+++ Extracted entries

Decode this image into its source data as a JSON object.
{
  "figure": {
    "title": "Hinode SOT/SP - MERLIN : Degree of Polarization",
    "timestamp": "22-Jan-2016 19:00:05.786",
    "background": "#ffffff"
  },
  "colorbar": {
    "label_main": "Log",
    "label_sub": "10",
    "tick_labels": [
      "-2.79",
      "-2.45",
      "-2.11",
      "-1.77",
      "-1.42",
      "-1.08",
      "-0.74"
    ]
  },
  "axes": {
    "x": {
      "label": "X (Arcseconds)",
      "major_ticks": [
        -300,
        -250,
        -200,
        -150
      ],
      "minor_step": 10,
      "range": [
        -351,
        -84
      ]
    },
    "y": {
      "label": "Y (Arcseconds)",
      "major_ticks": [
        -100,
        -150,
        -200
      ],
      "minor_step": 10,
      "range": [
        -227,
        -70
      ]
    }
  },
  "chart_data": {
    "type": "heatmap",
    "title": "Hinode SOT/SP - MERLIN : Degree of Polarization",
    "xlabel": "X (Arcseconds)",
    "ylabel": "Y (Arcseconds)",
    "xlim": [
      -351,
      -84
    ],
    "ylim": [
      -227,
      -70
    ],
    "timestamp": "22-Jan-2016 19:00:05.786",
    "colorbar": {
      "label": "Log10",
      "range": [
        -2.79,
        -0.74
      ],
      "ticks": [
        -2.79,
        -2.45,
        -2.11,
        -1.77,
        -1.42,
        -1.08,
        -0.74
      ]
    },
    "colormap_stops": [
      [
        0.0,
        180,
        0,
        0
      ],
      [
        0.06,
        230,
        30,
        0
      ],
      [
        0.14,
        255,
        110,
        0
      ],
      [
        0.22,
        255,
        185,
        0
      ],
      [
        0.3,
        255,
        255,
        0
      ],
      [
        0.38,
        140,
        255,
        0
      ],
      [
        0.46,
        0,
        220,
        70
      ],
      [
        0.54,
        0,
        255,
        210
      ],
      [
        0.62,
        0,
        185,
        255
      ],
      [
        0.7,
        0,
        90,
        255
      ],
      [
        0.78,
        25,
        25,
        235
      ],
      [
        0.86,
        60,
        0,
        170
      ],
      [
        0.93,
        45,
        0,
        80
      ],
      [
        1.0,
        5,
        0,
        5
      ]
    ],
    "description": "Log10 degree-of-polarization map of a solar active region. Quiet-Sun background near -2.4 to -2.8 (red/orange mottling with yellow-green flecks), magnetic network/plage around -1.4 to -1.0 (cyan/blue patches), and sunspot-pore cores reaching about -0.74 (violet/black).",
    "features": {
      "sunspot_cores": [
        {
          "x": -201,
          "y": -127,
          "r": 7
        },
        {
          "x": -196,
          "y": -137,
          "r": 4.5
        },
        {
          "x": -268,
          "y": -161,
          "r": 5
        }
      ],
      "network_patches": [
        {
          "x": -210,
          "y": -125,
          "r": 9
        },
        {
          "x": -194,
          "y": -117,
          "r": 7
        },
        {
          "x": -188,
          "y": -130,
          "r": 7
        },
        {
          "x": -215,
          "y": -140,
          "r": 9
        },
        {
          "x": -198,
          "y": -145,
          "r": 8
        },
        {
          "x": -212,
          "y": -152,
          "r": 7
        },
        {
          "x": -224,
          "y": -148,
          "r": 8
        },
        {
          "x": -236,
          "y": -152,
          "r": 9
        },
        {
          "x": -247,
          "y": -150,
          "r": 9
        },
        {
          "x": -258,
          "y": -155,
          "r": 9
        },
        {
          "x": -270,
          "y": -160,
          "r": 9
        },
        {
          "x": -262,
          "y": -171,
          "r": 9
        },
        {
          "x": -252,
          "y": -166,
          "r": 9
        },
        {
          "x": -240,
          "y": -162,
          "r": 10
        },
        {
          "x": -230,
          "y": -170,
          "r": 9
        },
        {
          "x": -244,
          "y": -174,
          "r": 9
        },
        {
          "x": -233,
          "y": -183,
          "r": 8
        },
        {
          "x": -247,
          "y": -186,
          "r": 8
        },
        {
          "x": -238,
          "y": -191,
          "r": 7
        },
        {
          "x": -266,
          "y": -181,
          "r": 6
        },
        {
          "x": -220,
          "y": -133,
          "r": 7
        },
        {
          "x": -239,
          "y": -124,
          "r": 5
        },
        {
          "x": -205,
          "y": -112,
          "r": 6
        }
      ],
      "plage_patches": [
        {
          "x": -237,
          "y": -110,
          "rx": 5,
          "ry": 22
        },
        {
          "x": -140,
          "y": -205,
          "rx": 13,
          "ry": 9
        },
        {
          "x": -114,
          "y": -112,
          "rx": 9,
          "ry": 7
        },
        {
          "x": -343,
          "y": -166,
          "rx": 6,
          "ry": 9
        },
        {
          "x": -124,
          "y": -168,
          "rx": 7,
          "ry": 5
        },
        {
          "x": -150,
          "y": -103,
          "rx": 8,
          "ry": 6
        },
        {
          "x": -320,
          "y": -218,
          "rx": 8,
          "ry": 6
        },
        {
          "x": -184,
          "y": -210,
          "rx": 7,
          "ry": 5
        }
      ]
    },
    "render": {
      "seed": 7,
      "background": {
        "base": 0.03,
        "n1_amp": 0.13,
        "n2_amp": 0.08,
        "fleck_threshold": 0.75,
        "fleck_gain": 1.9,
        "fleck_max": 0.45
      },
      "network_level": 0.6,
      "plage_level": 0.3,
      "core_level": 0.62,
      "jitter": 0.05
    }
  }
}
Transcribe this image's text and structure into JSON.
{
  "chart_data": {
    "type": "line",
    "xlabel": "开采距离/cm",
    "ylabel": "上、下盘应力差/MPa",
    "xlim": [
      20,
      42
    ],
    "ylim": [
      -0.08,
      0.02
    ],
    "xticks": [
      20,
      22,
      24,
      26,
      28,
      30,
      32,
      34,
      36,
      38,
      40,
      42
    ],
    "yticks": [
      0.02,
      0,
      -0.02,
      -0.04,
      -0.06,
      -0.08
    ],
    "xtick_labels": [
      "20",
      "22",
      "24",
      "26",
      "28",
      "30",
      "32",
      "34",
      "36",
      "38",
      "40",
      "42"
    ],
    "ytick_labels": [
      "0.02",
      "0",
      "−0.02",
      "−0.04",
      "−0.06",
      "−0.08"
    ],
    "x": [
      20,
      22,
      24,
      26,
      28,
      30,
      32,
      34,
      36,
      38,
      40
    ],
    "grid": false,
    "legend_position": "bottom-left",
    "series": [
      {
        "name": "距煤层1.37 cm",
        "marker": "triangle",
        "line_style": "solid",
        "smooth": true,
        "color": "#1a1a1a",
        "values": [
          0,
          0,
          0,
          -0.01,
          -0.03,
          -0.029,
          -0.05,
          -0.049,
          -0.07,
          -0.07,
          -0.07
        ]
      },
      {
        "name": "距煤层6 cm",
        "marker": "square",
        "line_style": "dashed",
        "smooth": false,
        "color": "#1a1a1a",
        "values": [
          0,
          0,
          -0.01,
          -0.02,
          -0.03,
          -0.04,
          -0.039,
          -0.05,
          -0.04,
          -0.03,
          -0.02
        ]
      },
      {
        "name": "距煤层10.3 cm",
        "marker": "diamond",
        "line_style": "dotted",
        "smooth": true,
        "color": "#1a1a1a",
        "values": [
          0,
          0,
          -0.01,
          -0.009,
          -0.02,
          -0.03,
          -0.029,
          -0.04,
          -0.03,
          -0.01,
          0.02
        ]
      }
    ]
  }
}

++++++

Write all of the records out again exactly.

• **Answer in full**
Decode this image into its source data as a JSON object.
{
  "figure": {
    "title": "Hinode SOT/SP - MERLIN : Degree of Polarization",
    "timestamp": "22-Jan-2016 19:00:05.786",
    "background": "#ffffff"
  },
  "colorbar": {
    "label_main": "Log",
    "label_sub": "10",
    "tick_labels": [
      "-2.79",
      "-2.45",
      "-2.11",
      "-1.77",
      "-1.42",
      "-1.08",
      "-0.74"
    ]
  },
  "axes": {
    "x": {
      "label": "X (Arcseconds)",
      "major_ticks": [
        -300,
        -250,
        -200,
        -150
      ],
      "minor_step": 10,
      "range": [
        -351,
        -84
      ]
    },
    "y": {
      "label": "Y (Arcseconds)",
      "major_ticks": [
        -100,
        -150,
        -200
      ],
      "minor_step": 10,
      "range": [
        -227,
        -70
      ]
    }
  },
  "chart_data": {
    "type": "heatmap",
    "title": "Hinode SOT/SP - MERLIN : Degree of Polarization",
    "xlabel": "X (Arcseconds)",
    "ylabel": "Y (Arcseconds)",
    "xlim": [
      -351,
      -84
    ],
    "ylim": [
      -227,
      -70
    ],
    "timestamp": "22-Jan-2016 19:00:05.786",
    "colorbar": {
      "label": "Log10",
      "range": [
        -2.79,
        -0.74
      ],
      "ticks": [
        -2.79,
        -2.45,
        -2.11,
        -1.77,
        -1.42,
        -1.08,
        -0.74
      ]
    },
    "colormap_stops": [
      [
        0.0,
        180,
        0,
        0
      ],
      [
        0.06,
        230,
        30,
        0
      ],
      [
        0.14,
        255,
        110,
        0
      ],
      [
        0.22,
        255,
        185,
        0
      ],
      [
        0.3,
        255,
        255,
        0
      ],
      [
        0.38,
        140,
        255,
        0
      ],
      [
        0.46,
        0,
        220,
        70
      ],
      [
        0.54,
        0,
        255,
        210
      ],
      [
        0.62,
        0,
        185,
        255
      ],
      [
        0.7,
        0,
        90,
        255
      ],
      [
        0.78,
        25,
        25,
        235
      ],
      [
        0.86,
        60,
        0,
        170
      ],
      [
        0.93,
        45,
        0,
        80
      ],
      [
        1.0,
        5,
        0,
        5
      ]
    ],
    "description": "Log10 degree-of-polarization map of a solar active region. Quiet-Sun background near -2.4 to -2.8 (red/orange mottling with yellow-green flecks), magnetic network/plage around -1.4 to -1.0 (cyan/blue patches), and sunspot-pore cores reaching about -0.74 (violet/black).",
    "features": {
      "sunspot_cores": [
        {
          "x": -201,
          "y": -127,
          "r": 7
        },
        {
          "x": -196,
          "y": -137,
          "r": 4.5
        },
        {
          "x": -268,
          "y": -161,
          "r": 5
        }
      ],
      "network_patches": [
        {
          "x": -210,
          "y": -125,
          "r": 9
        },
        {
          "x": -194,
          "y": -117,
          "r": 7
        },
        {
          "x": -188,
          "y": -130,
          "r": 7
        },
        {
          "x": -215,
          "y": -140,
          "r": 9
        },
        {
          "x": -198,
          "y": -145,
          "r": 8
        },
        {
          "x": -212,
          "y": -152,
          "r": 7
        },
        {
          "x": -224,
          "y": -148,
          "r": 8
        },
        {
          "x": -236,
          "y": -152,
          "r": 9
        },
        {
          "x": -247,
          "y": -150,
          "r": 9
        },
        {
          "x": -258,
          "y": -155,
          "r": 9
        },
        {
          "x": -270,
          "y": -160,
          "r": 9
        },
        {
          "x": -262,
          "y": -171,
          "r": 9
        },
        {
          "x": -252,
          "y": -166,
          "r": 9
        },
        {
          "x": -240,
          "y": -162,
          "r": 10
        },
        {
          "x": -230,
          "y": -170,
          "r": 9
        },
        {
          "x": -244,
          "y": -174,
          "r": 9
        },
        {
          "x": -233,
          "y": -183,
          "r": 8
        },
        {
          "x": -247,
          "y": -186,
          "r": 8
        },
        {
          "x": -238,
          "y": -191,
          "r": 7
        },
        {
          "x": -266,
          "y": -181,
          "r": 6
        },
        {
          "x": -220,
          "y": -133,
          "r": 7
        },
        {
          "x": -239,
          "y": -124,
          "r": 5
        },
        {
          "x": -205,
          "y": -112,
          "r": 6
        }
      ],
      "plage_patches": [
        {
          "x": -237,
          "y": -110,
          "rx": 5,
          "ry": 22
        },
        {
          "x": -140,
          "y": -205,
          "rx": 13,
          "ry": 9
        },
        {
          "x": -114,
          "y": -112,
          "rx": 9,
          "ry": 7
        },
        {
          "x": -343,
          "y": -166,
          "rx": 6,
          "ry": 9
        },
        {
          "x": -124,
          "y": -168,
          "rx": 7,
          "ry": 5
        },
        {
          "x": -150,
          "y": -103,
          "rx": 8,
          "ry": 6
        },
        {
          "x": -320,
          "y": -218,
          "rx": 8,
          "ry": 6
        },
        {
          "x": -184,
          "y": -210,
          "rx": 7,
          "ry": 5
        }
      ]
    },
    "render": {
      "seed": 7,
      "background": {
        "base": 0.03,
        "n1_amp": 0.13,
        "n2_amp": 0.08,
        "fleck_threshold": 0.75,
        "fleck_gain": 1.9,
        "fleck_max": 0.45
      },
      "network_level": 0.6,
      "plage_level": 0.3,
      "core_level": 0.62,
      "jitter": 0.05
    }
  }
}
Transcribe this image's text and structure into JSON.
{
  "chart_data": {
    "type": "line",
    "xlabel": "开采距离/cm",
    "ylabel": "上、下盘应力差/MPa",
    "xlim": [
      20,
      42
    ],
    "ylim": [
      -0.08,
      0.02
    ],
    "xticks": [
      20,
      22,
      24,
      26,
      28,
      30,
      32,
      34,
      36,
      38,
      40,
      42
    ],
    "yticks": [
      0.02,
      0,
      -0.02,
      -0.04,
      -0.06,
      -0.08
    ],
    "xtick_labels": [
      "20",
      "22",
      "24",
      "26",
      "28",
      "30",
      "32",
      "34",
      "36",
      "38",
      "40",
      "42"
    ],
    "ytick_labels": [
      "0.02",
      "0",
      "−0.02",
      "−0.04",
      "−0.06",
      "−0.08"
    ],
    "x": [
      20,
      22,
      24,
      26,
      28,
      30,
      32,
      34,
      36,
      38,
      40
    ],
    "grid": false,
    "legend_position": "bottom-left",
    "series": [
      {
        "name": "距煤层1.37 cm",
        "marker": "triangle",
        "line_style": "solid",
        "smooth": true,
        "color": "#1a1a1a",
        "values": [
          0,
          0,
          0,
          -0.01,
          -0.03,
          -0.029,
          -0.05,
          -0.049,
          -0.07,
          -0.07,
          -0.07
        ]
      },
      {
        "name": "距煤层6 cm",
        "marker": "square",
        "line_style": "dashed",
        "smooth": false,
        "color": "#1a1a1a",
        "values": [
          0,
          0,
          -0.01,
          -0.02,
          -0.03,
          -0.04,
          -0.039,
          -0.05,
          -0.04,
          -0.03,
          -0.02
        ]
      },
      {
        "name": "距煤层10.3 cm",
        "marker": "diamond",
        "line_style": "dotted",
        "smooth": true,
        "color": "#1a1a1a",
        "values": [
          0,
          0,
          -0.01,
          -0.009,
          -0.02,
          -0.03,
          -0.029,
          -0.04,
          -0.03,
          -0.01,
          0.02
        ]
      }
    ]
  }
}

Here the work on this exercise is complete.